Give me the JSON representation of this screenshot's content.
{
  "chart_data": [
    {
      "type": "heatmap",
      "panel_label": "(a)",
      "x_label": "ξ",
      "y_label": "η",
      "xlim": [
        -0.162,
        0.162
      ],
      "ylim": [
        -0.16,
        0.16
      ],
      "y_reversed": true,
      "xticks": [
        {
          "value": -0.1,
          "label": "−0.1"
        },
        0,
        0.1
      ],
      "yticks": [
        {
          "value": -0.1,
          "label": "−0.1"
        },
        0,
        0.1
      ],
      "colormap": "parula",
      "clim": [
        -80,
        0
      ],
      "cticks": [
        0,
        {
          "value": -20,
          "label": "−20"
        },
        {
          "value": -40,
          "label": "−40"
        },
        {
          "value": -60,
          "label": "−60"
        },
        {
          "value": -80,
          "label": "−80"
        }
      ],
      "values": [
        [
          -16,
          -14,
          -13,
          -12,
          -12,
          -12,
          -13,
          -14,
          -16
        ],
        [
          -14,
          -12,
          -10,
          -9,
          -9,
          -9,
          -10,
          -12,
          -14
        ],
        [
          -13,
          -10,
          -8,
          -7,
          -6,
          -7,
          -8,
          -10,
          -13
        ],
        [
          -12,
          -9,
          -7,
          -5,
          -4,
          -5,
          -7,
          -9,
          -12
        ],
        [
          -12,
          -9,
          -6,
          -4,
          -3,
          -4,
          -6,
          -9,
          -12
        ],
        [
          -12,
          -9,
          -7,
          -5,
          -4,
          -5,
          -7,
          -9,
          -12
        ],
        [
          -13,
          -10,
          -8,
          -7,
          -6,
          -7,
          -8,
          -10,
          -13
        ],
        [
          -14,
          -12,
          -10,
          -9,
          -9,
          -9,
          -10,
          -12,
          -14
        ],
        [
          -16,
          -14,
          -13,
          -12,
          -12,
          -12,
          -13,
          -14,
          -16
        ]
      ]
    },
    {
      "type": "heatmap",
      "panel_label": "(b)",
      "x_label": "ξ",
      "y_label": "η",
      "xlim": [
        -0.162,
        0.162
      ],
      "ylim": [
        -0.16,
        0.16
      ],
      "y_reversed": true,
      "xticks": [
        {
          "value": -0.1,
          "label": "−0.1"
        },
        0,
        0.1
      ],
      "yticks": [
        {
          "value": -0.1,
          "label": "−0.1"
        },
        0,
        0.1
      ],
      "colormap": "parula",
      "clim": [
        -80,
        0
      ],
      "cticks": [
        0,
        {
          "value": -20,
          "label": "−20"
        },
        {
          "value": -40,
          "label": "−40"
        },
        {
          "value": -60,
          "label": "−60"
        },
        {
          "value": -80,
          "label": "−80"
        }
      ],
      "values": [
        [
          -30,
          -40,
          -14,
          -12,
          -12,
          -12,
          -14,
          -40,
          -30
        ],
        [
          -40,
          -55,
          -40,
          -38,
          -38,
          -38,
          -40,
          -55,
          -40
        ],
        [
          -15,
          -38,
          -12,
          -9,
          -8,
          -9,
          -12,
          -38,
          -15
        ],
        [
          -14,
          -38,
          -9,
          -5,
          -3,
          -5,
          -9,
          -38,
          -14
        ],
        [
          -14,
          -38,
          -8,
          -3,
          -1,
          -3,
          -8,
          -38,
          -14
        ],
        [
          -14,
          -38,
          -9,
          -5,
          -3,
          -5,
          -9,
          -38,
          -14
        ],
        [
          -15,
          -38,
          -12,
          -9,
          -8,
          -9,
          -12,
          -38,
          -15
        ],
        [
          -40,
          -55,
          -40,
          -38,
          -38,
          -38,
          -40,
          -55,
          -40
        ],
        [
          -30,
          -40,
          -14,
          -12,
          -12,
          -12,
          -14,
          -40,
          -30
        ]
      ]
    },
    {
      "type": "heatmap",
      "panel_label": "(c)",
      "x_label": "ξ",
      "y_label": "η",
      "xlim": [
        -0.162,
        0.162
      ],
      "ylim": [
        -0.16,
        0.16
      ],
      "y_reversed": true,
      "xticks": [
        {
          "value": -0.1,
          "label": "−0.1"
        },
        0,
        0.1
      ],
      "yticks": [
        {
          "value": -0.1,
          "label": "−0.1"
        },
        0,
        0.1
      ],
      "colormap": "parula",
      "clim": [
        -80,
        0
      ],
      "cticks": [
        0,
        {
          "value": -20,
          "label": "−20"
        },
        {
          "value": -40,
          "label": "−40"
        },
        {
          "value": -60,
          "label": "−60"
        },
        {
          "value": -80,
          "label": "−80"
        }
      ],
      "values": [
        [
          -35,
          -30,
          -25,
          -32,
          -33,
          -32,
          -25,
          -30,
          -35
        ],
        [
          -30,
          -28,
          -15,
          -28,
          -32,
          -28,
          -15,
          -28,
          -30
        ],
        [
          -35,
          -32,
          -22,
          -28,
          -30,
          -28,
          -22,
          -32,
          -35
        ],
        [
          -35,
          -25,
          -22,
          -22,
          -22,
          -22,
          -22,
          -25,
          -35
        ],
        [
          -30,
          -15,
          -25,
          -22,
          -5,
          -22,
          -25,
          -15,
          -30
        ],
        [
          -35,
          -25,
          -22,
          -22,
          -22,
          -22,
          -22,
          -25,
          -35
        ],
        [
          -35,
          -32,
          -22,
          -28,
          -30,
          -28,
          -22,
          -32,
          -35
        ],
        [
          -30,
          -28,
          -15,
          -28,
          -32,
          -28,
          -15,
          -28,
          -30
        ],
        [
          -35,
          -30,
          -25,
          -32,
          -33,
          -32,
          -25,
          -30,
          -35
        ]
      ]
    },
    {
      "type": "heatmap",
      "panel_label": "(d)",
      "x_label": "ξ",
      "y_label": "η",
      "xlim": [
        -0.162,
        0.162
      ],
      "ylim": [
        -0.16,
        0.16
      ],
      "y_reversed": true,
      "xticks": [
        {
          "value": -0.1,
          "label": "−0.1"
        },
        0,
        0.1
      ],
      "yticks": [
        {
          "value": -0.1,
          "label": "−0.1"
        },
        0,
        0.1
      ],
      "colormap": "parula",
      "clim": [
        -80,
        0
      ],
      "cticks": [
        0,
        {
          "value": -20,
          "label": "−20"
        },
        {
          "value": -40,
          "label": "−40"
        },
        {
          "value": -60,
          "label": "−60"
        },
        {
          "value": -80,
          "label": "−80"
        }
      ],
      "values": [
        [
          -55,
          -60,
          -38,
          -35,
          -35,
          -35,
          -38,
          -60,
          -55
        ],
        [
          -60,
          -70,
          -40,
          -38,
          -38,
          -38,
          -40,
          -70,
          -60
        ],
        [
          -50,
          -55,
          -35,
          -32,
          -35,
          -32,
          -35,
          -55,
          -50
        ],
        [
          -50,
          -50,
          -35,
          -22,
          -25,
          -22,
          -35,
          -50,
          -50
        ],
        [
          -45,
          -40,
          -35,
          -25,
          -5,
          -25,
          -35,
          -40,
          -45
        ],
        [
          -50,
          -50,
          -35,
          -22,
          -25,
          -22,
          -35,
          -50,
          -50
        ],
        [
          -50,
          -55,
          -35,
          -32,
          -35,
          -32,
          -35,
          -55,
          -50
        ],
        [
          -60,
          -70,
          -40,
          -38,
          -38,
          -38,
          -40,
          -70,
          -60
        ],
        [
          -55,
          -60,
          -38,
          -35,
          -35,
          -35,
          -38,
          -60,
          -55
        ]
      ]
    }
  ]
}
-------------------------
**Requirements:**
Copy each line of the data exactly, leaving nothing out.

**Solution to the problem:**
Give me the JSON representation of this screenshot's content.
{
  "chart_data": [
    {
      "type": "heatmap",
      "panel_label": "(a)",
      "x_label": "ξ",
      "y_label": "η",
      "xlim": [
        -0.162,
        0.162
      ],
      "ylim": [
        -0.16,
        0.16
      ],
      "y_reversed": true,
      "xticks": [
        {
          "value": -0.1,
          "label": "−0.1"
        },
        0,
        0.1
      ],
      "yticks": [
        {
          "value": -0.1,
          "label": "−0.1"
        },
        0,
        0.1
      ],
      "colormap": "parula",
      "clim": [
        -80,
        0
      ],
      "cticks": [
        0,
        {
          "value": -20,
          "label": "−20"
        },
        {
          "value": -40,
          "label": "−40"
        },
        {
          "value": -60,
          "label": "−60"
        },
        {
          "value": -80,
          "label": "−80"
        }
      ],
      "values": [
        [
          -16,
          -14,
          -13,
          -12,
          -12,
          -12,
          -13,
          -14,
          -16
        ],
        [
          -14,
          -12,
          -10,
          -9,
          -9,
          -9,
          -10,
          -12,
          -14
        ],
        [
          -13,
          -10,
          -8,
          -7,
          -6,
          -7,
          -8,
          -10,
          -13
        ],
        [
          -12,
          -9,
          -7,
          -5,
          -4,
          -5,
          -7,
          -9,
          -12
        ],
        [
          -12,
          -9,
          -6,
          -4,
          -3,
          -4,
          -6,
          -9,
          -12
        ],
        [
          -12,
          -9,
          -7,
          -5,
          -4,
          -5,
          -7,
          -9,
          -12
        ],
        [
          -13,
          -10,
          -8,
          -7,
          -6,
          -7,
          -8,
          -10,
          -13
        ],
        [
          -14,
          -12,
          -10,
          -9,
          -9,
          -9,
          -10,
          -12,
          -14
        ],
        [
          -16,
          -14,
          -13,
          -12,
          -12,
          -12,
          -13,
          -14,
          -16
        ]
      ]
    },
    {
      "type": "heatmap",
      "panel_label": "(b)",
      "x_label": "ξ",
      "y_label": "η",
      "xlim": [
        -0.162,
        0.162
      ],
      "ylim": [
        -0.16,
        0.16
      ],
      "y_reversed": true,
      "xticks": [
        {
          "value": -0.1,
          "label": "−0.1"
        },
        0,
        0.1
      ],
      "yticks": [
        {
          "value": -0.1,
          "label": "−0.1"
        },
        0,
        0.1
      ],
      "colormap": "parula",
      "clim": [
        -80,
        0
      ],
      "cticks": [
        0,
        {
          "value": -20,
          "label": "−20"
        },
        {
          "value": -40,
          "label": "−40"
        },
        {
          "value": -60,
          "label": "−60"
        },
        {
          "value": -80,
          "label": "−80"
        }
      ],
      "values": [
        [
          -30,
          -40,
          -14,
          -12,
          -12,
          -12,
          -14,
          -40,
          -30
        ],
        [
          -40,
          -55,
          -40,
          -38,
          -38,
          -38,
          -40,
          -55,
          -40
        ],
        [
          -15,
          -38,
          -12,
          -9,
          -8,
          -9,
          -12,
          -38,
          -15
        ],
        [
          -14,
          -38,
          -9,
          -5,
          -3,
          -5,
          -9,
          -38,
          -14
        ],
        [
          -14,
          -38,
          -8,
          -3,
          -1,
          -3,
          -8,
          -38,
          -14
        ],
        [
          -14,
          -38,
          -9,
          -5,
          -3,
          -5,
          -9,
          -38,
          -14
        ],
        [
          -15,
          -38,
          -12,
          -9,
          -8,
          -9,
          -12,
          -38,
          -15
        ],
        [
          -40,
          -55,
          -40,
          -38,
          -38,
          -38,
          -40,
          -55,
          -40
        ],
        [
          -30,
          -40,
          -14,
          -12,
          -12,
          -12,
          -14,
          -40,
          -30
        ]
      ]
    },
    {
      "type": "heatmap",
      "panel_label": "(c)",
      "x_label": "ξ",
      "y_label": "η",
      "xlim": [
        -0.162,
        0.162
      ],
      "ylim": [
        -0.16,
        0.16
      ],
      "y_reversed": true,
      "xticks": [
        {
          "value": -0.1,
          "label": "−0.1"
        },
        0,
        0.1
      ],
      "yticks": [
        {
          "value": -0.1,
          "label": "−0.1"
        },
        0,
        0.1
      ],
      "colormap": "parula",
      "clim": [
        -80,
        0
      ],
      "cticks": [
        0,
        {
          "value": -20,
          "label": "−20"
        },
        {
          "value": -40,
          "label": "−40"
        },
        {
          "value": -60,
          "label": "−60"
        },
        {
          "value": -80,
          "label": "−80"
        }
      ],
      "values": [
        [
          -35,
          -30,
          -25,
          -32,
          -33,
          -32,
          -25,
          -30,
          -35
        ],
        [
          -30,
          -28,
          -15,
          -28,
          -32,
          -28,
          -15,
          -28,
          -30
        ],
        [
          -35,
          -32,
          -22,
          -28,
          -30,
          -28,
          -22,
          -32,
          -35
        ],
        [
          -35,
          -25,
          -22,
          -22,
          -22,
          -22,
          -22,
          -25,
          -35
        ],
        [
          -30,
          -15,
          -25,
          -22,
          -5,
          -22,
          -25,
          -15,
          -30
        ],
        [
          -35,
          -25,
          -22,
          -22,
          -22,
          -22,
          -22,
          -25,
          -35
        ],
        [
          -35,
          -32,
          -22,
          -28,
          -30,
          -28,
          -22,
          -32,
          -35
        ],
        [
          -30,
          -28,
          -15,
          -28,
          -32,
          -28,
          -15,
          -28,
          -30
        ],
        [
          -35,
          -30,
          -25,
          -32,
          -33,
          -32,
          -25,
          -30,
          -35
        ]
      ]
    },
    {
      "type": "heatmap",
      "panel_label": "(d)",
      "x_label": "ξ",
      "y_label": "η",
      "xlim": [
        -0.162,
        0.162
      ],
      "ylim": [
        -0.16,
        0.16
      ],
      "y_reversed": true,
      "xticks": [
        {
          "value": -0.1,
          "label": "−0.1"
        },
        0,
        0.1
      ],
      "yticks": [
        {
          "value": -0.1,
          "label": "−0.1"
        },
        0,
        0.1
      ],
      "colormap": "parula",
      "clim": [
        -80,
        0
      ],
      "cticks": [
        0,
        {
          "value": -20,
          "label": "−20"
        },
        {
          "value": -40,
          "label": "−40"
        },
        {
          "value": -60,
          "label": "−60"
        },
        {
          "value": -80,
          "label": "−80"
        }
      ],
      "values": [
        [
          -55,
          -60,
          -38,
          -35,
          -35,
          -35,
          -38,
          -60,
          -55
        ],
        [
          -60,
          -70,
          -40,
          -38,
          -38,
          -38,
          -40,
          -70,
          -60
        ],
        [
          -50,
          -55,
          -35,
          -32,
          -35,
          -32,
          -35,
          -55,
          -50
        ],
        [
          -50,
          -50,
          -35,
          -22,
          -25,
          -22,
          -35,
          -50,
          -50
        ],
        [
          -45,
          -40,
          -35,
          -25,
          -5,
          -25,
          -35,
          -40,
          -45
        ],
        [
          -50,
          -50,
          -35,
          -22,
          -25,
          -22,
          -35,
          -50,
          -50
        ],
        [
          -50,
          -55,
          -35,
          -32,
          -35,
          -32,
          -35,
          -55,
          -50
        ],
        [
          -60,
          -70,
          -40,
          -38,
          -38,
          -38,
          -40,
          -70,
          -60
        ],
        [
          -55,
          -60,
          -38,
          -35,
          -35,
          -35,
          -38,
          -60,
          -55
        ]
      ]
    }
  ]
}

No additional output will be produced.